(Records from a data source)
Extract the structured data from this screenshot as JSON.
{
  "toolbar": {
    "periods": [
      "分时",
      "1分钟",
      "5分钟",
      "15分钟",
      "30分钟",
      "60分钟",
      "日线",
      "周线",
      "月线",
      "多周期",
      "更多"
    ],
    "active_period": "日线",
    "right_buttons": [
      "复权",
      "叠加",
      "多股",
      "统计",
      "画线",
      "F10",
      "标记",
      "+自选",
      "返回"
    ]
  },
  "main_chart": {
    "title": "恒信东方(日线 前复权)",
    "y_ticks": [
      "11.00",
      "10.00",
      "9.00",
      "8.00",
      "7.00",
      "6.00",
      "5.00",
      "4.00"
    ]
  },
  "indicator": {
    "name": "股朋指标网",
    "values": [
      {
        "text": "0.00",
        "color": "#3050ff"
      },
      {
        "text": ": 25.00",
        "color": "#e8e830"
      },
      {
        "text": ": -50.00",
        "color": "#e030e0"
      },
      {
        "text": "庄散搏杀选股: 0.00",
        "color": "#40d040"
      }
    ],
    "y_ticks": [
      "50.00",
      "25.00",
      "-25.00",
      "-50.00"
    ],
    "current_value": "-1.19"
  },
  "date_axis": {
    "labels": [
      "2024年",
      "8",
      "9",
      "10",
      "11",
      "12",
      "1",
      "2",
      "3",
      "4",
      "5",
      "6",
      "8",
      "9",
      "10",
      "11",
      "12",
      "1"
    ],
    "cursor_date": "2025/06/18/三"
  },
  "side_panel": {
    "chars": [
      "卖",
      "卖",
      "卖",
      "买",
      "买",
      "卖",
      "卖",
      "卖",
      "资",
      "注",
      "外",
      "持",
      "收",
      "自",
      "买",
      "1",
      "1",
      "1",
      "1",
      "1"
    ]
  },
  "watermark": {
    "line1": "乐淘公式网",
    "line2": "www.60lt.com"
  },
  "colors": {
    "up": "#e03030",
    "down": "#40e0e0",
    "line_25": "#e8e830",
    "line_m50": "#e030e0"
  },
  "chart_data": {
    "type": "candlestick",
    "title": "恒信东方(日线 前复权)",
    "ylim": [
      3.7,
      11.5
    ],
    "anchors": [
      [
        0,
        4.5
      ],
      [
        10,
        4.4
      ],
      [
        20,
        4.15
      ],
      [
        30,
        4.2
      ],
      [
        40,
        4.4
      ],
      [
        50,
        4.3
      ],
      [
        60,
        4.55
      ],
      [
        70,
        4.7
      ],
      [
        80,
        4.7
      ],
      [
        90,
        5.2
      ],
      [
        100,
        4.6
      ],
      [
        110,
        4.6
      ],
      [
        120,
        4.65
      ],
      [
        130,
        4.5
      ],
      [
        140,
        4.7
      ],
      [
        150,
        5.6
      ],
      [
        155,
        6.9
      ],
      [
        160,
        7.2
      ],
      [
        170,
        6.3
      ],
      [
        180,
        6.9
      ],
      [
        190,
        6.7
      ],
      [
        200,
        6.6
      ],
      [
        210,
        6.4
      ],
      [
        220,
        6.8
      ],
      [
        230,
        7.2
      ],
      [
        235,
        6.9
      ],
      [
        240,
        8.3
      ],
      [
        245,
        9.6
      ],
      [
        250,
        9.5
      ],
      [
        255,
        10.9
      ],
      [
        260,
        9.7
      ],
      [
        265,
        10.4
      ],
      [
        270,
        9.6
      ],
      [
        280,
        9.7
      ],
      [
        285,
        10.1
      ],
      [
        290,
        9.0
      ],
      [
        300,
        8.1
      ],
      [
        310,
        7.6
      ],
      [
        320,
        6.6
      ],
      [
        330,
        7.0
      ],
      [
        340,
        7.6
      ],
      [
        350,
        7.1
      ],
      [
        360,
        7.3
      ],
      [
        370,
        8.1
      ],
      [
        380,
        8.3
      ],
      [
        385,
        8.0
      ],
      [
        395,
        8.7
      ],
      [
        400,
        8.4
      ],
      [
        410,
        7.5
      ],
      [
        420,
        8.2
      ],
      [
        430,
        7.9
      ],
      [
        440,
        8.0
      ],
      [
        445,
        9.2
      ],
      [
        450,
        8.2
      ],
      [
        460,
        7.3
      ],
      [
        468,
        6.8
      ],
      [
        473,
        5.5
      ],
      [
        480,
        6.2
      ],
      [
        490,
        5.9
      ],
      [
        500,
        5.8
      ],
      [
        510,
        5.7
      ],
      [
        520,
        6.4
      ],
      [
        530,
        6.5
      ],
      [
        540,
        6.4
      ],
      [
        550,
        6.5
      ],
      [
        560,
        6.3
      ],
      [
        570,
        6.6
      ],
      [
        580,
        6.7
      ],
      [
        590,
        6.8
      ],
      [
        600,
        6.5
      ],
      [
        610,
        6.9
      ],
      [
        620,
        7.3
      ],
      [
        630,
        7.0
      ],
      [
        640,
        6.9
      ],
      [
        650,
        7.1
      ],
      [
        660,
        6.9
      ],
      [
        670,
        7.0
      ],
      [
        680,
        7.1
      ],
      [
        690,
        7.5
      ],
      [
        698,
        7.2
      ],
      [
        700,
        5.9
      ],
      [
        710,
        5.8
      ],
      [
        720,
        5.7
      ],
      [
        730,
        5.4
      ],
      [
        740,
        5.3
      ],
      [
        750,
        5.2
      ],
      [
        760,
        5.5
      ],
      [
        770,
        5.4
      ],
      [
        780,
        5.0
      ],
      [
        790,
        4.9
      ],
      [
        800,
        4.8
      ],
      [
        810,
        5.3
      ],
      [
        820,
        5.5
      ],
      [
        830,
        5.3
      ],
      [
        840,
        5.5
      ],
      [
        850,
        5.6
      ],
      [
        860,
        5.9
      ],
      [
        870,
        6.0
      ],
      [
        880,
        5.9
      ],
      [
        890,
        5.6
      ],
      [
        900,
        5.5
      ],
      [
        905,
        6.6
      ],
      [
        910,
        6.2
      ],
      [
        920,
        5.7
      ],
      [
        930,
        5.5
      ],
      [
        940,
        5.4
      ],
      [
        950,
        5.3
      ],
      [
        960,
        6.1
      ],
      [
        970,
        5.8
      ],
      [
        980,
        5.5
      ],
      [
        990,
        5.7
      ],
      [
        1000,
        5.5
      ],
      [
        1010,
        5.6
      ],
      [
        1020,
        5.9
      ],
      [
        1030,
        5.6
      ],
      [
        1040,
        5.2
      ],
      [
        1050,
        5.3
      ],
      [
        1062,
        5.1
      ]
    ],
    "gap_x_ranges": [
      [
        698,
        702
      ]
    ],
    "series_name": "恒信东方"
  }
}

WHAT TO DO: Look for "text" and pull out every line that has it.

THE RESPONSE:
        "text": "0.00",
        "text": ": 25.00",
        "text": ": -50.00",
        "text": "庄散搏杀选股: 0.00",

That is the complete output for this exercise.